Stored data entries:
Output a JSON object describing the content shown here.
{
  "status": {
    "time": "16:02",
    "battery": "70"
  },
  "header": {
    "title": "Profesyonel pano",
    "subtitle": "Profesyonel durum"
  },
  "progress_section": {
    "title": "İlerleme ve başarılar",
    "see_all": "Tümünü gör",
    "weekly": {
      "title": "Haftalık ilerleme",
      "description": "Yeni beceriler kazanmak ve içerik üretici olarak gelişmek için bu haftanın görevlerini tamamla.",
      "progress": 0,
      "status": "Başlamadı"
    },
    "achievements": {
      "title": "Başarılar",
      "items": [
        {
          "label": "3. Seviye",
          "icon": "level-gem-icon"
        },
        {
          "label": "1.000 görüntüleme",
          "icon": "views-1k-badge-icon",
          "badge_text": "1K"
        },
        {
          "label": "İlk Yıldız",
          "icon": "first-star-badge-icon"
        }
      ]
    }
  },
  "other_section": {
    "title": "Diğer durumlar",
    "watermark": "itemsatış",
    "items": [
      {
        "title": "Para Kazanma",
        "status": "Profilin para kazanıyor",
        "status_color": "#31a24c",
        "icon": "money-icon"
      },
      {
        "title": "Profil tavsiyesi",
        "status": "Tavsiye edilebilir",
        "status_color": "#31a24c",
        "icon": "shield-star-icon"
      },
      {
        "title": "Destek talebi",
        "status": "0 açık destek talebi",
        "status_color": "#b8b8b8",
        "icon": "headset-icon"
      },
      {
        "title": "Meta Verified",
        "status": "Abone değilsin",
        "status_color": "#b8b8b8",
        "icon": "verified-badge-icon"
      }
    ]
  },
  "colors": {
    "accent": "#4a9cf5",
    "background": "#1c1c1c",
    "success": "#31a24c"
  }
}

■ Written request ■
Write out every entry word for word.

■ Task answer ■
Output a JSON object describing the content shown here.
{
  "status": {
    "time": "16:02",
    "battery": "70"
  },
  "header": {
    "title": "Profesyonel pano",
    "subtitle": "Profesyonel durum"
  },
  "progress_section": {
    "title": "İlerleme ve başarılar",
    "see_all": "Tümünü gör",
    "weekly": {
      "title": "Haftalık ilerleme",
      "description": "Yeni beceriler kazanmak ve içerik üretici olarak gelişmek için bu haftanın görevlerini tamamla.",
      "progress": 0,
      "status": "Başlamadı"
    },
    "achievements": {
      "title": "Başarılar",
      "items": [
        {
          "label": "3. Seviye",
          "icon": "level-gem-icon"
        },
        {
          "label": "1.000 görüntüleme",
          "icon": "views-1k-badge-icon",
          "badge_text": "1K"
        },
        {
          "label": "İlk Yıldız",
          "icon": "first-star-badge-icon"
        }
      ]
    }
  },
  "other_section": {
    "title": "Diğer durumlar",
    "watermark": "itemsatış",
    "items": [
      {
        "title": "Para Kazanma",
        "status": "Profilin para kazanıyor",
        "status_color": "#31a24c",
        "icon": "money-icon"
      },
      {
        "title": "Profil tavsiyesi",
        "status": "Tavsiye edilebilir",
        "status_color": "#31a24c",
        "icon": "shield-star-icon"
      },
      {
        "title": "Destek talebi",
        "status": "0 açık destek talebi",
        "status_color": "#b8b8b8",
        "icon": "headset-icon"
      },
      {
        "title": "Meta Verified",
        "status": "Abone değilsin",
        "status_color": "#b8b8b8",
        "icon": "verified-badge-icon"
      }
    ]
  },
  "colors": {
    "accent": "#4a9cf5",
    "background": "#1c1c1c",
    "success": "#31a24c"
  }
}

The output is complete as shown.